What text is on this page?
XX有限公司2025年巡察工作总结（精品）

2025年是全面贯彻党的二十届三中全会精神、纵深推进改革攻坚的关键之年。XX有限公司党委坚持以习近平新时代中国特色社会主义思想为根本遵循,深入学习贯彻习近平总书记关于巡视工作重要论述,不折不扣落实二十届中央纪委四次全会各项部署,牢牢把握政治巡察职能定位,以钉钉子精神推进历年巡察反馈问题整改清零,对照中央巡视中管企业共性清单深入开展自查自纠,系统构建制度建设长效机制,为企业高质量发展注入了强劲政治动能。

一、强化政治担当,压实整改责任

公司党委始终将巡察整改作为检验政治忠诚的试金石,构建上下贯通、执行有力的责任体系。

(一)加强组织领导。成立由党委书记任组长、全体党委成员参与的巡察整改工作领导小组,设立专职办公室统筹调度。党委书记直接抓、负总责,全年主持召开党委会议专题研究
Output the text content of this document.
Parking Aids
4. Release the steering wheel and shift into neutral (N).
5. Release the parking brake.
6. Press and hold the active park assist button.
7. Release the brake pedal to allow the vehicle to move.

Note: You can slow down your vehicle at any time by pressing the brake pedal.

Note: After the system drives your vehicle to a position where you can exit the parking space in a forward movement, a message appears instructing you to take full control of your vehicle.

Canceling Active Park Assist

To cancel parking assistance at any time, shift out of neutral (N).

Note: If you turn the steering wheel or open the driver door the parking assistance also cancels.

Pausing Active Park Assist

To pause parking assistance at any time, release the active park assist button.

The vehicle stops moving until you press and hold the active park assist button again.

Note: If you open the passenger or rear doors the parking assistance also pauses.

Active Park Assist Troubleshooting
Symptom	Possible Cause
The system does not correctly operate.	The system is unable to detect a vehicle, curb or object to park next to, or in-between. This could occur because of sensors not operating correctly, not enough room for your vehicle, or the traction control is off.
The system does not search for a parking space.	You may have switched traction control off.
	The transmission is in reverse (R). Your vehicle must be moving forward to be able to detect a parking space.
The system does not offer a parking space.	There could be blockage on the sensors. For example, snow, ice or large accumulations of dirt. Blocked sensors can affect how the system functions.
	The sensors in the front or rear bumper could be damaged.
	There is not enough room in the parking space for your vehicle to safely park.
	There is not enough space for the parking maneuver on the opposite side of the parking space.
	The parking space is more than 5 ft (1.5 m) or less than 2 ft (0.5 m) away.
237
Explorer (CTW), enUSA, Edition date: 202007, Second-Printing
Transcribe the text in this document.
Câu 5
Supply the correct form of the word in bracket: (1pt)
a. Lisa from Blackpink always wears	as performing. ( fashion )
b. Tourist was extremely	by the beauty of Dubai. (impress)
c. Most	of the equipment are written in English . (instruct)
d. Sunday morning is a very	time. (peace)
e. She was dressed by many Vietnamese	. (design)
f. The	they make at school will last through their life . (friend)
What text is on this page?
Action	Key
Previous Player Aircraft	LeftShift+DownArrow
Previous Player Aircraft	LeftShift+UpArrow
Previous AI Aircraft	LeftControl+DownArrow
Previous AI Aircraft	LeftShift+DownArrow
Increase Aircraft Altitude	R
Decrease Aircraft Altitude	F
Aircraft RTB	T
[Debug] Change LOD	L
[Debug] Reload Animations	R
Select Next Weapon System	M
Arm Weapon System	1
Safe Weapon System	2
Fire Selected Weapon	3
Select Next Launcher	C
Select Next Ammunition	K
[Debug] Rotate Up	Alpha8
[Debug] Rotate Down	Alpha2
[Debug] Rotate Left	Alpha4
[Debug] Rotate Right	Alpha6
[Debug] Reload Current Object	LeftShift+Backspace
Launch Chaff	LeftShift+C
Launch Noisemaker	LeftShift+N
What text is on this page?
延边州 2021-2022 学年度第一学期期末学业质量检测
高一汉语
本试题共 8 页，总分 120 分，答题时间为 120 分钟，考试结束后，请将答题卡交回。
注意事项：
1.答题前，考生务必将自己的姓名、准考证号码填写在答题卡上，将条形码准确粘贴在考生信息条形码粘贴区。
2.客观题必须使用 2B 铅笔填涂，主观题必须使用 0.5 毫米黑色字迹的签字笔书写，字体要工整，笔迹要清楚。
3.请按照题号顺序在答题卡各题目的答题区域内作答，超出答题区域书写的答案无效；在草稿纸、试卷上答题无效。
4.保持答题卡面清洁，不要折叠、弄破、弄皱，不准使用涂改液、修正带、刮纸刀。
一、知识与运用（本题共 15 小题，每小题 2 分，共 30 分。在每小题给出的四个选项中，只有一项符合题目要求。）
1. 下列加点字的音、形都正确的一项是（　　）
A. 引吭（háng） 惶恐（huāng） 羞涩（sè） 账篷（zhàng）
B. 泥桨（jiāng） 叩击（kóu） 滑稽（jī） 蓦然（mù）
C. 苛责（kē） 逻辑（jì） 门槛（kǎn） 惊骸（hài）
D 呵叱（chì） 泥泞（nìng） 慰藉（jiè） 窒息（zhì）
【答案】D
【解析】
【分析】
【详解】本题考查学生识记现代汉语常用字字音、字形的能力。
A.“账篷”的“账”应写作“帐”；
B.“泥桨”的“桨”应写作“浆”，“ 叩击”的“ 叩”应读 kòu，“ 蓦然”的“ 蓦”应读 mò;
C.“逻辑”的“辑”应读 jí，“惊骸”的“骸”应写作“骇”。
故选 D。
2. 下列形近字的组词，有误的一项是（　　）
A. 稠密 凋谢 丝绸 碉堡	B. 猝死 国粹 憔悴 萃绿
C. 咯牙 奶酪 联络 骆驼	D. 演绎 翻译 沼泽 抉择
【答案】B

■ Stated problem
All of the material must be reproduced exactly.

■ Written answer
What text is on this page?
XX有限公司2025年巡察工作总结（精品）

2025年是全面贯彻党的二十届三中全会精神、纵深推进改革攻坚的关键之年。XX有限公司党委坚持以习近平新时代中国特色社会主义思想为根本遵循,深入学习贯彻习近平总书记关于巡视工作重要论述,不折不扣落实二十届中央纪委四次全会各项部署,牢牢把握政治巡察职能定位,以钉钉子精神推进历年巡察反馈问题整改清零,对照中央巡视中管企业共性清单深入开展自查自纠,系统构建制度建设长效机制,为企业高质量发展注入了强劲政治动能。

一、强化政治担当,压实整改责任

公司党委始终将巡察整改作为检验政治忠诚的试金石,构建上下贯通、执行有力的责任体系。

(一)加强组织领导。成立由党委书记任组长、全体党委成员参与的巡察整改工作领导小组,设立专职办公室统筹调度。党委书记直接抓、负总责,全年主持召开党委会议专题研究
Output the text content of this document.
Parking Aids
4. Release the steering wheel and shift into neutral (N).
5. Release the parking brake.
6. Press and hold the active park assist button.
7. Release the brake pedal to allow the vehicle to move.

Note: You can slow down your vehicle at any time by pressing the brake pedal.

Note: After the system drives your vehicle to a position where you can exit the parking space in a forward movement, a message appears instructing you to take full control of your vehicle.

Canceling Active Park Assist

To cancel parking assistance at any time, shift out of neutral (N).

Note: If you turn the steering wheel or open the driver door the parking assistance also cancels.

Pausing Active Park Assist

To pause parking assistance at any time, release the active park assist button.

The vehicle stops moving until you press and hold the active park assist button again.

Note: If you open the passenger or rear doors the parking assistance also pauses.

Active Park Assist Troubleshooting
Symptom	Possible Cause
The system does not correctly operate.	The system is unable to detect a vehicle, curb or object to park next to, or in-between. This could occur because of sensors not operating correctly, not enough room for your vehicle, or the traction control is off.
The system does not search for a parking space.	You may have switched traction control off.
	The transmission is in reverse (R). Your vehicle must be moving forward to be able to detect a parking space.
The system does not offer a parking space.	There could be blockage on the sensors. For example, snow, ice or large accumulations of dirt. Blocked sensors can affect how the system functions.
	The sensors in the front or rear bumper could be damaged.
	There is not enough room in the parking space for your vehicle to safely park.
	There is not enough space for the parking maneuver on the opposite side of the parking space.
	The parking space is more than 5 ft (1.5 m) or less than 2 ft (0.5 m) away.
237
Explorer (CTW), enUSA, Edition date: 202007, Second-Printing
Transcribe the text in this document.
Câu 5
Supply the correct form of the word in bracket: (1pt)
a. Lisa from Blackpink always wears	as performing. ( fashion )
b. Tourist was extremely	by the beauty of Dubai. (impress)
c. Most	of the equipment are written in English . (instruct)
d. Sunday morning is a very	time. (peace)
e. She was dressed by many Vietnamese	. (design)
f. The	they make at school will last through their life . (friend)
What text is on this page?
Action	Key
Previous Player Aircraft	LeftShift+DownArrow
Previous Player Aircraft	LeftShift+UpArrow
Previous AI Aircraft	LeftControl+DownArrow
Previous AI Aircraft	LeftShift+DownArrow
Increase Aircraft Altitude	R
Decrease Aircraft Altitude	F
Aircraft RTB	T
[Debug] Change LOD	L
[Debug] Reload Animations	R
Select Next Weapon System	M
Arm Weapon System	1
Safe Weapon System	2
Fire Selected Weapon	3
Select Next Launcher	C
Select Next Ammunition	K
[Debug] Rotate Up	Alpha8
[Debug] Rotate Down	Alpha2
[Debug] Rotate Left	Alpha4
[Debug] Rotate Right	Alpha6
[Debug] Reload Current Object	LeftShift+Backspace
Launch Chaff	LeftShift+C
Launch Noisemaker	LeftShift+N
What text is on this page?
延边州 2021-2022 学年度第一学期期末学业质量检测
高一汉语
本试题共 8 页，总分 120 分，答题时间为 120 分钟，考试结束后，请将答题卡交回。
注意事项：
1.答题前，考生务必将自己的姓名、准考证号码填写在答题卡上，将条形码准确粘贴在考生信息条形码粘贴区。
2.客观题必须使用 2B 铅笔填涂，主观题必须使用 0.5 毫米黑色字迹的签字笔书写，字体要工整，笔迹要清楚。
3.请按照题号顺序在答题卡各题目的答题区域内作答，超出答题区域书写的答案无效；在草稿纸、试卷上答题无效。
4.保持答题卡面清洁，不要折叠、弄破、弄皱，不准使用涂改液、修正带、刮纸刀。
一、知识与运用（本题共 15 小题，每小题 2 分，共 30 分。在每小题给出的四个选项中，只有一项符合题目要求。）
1. 下列加点字的音、形都正确的一项是（　　）
A. 引吭（háng） 惶恐（huāng） 羞涩（sè） 账篷（zhàng）
B. 泥桨（jiāng） 叩击（kóu） 滑稽（jī） 蓦然（mù）
C. 苛责（kē） 逻辑（jì） 门槛（kǎn） 惊骸（hài）
D 呵叱（chì） 泥泞（nìng） 慰藉（jiè） 窒息（zhì）
【答案】D
【解析】
【分析】
【详解】本题考查学生识记现代汉语常用字字音、字形的能力。
A.“账篷”的“账”应写作“帐”；
B.“泥桨”的“桨”应写作“浆”，“ 叩击”的“ 叩”应读 kòu，“ 蓦然”的“ 蓦”应读 mò;
C.“逻辑”的“辑”应读 jí，“惊骸”的“骸”应写作“骇”。
故选 D。
2. 下列形近字的组词，有误的一项是（　　）
A. 稠密 凋谢 丝绸 碉堡	B. 猝死 国粹 憔悴 萃绿
C. 咯牙 奶酪 联络 骆驼	D. 演绎 翻译 沼泽 抉择
【答案】B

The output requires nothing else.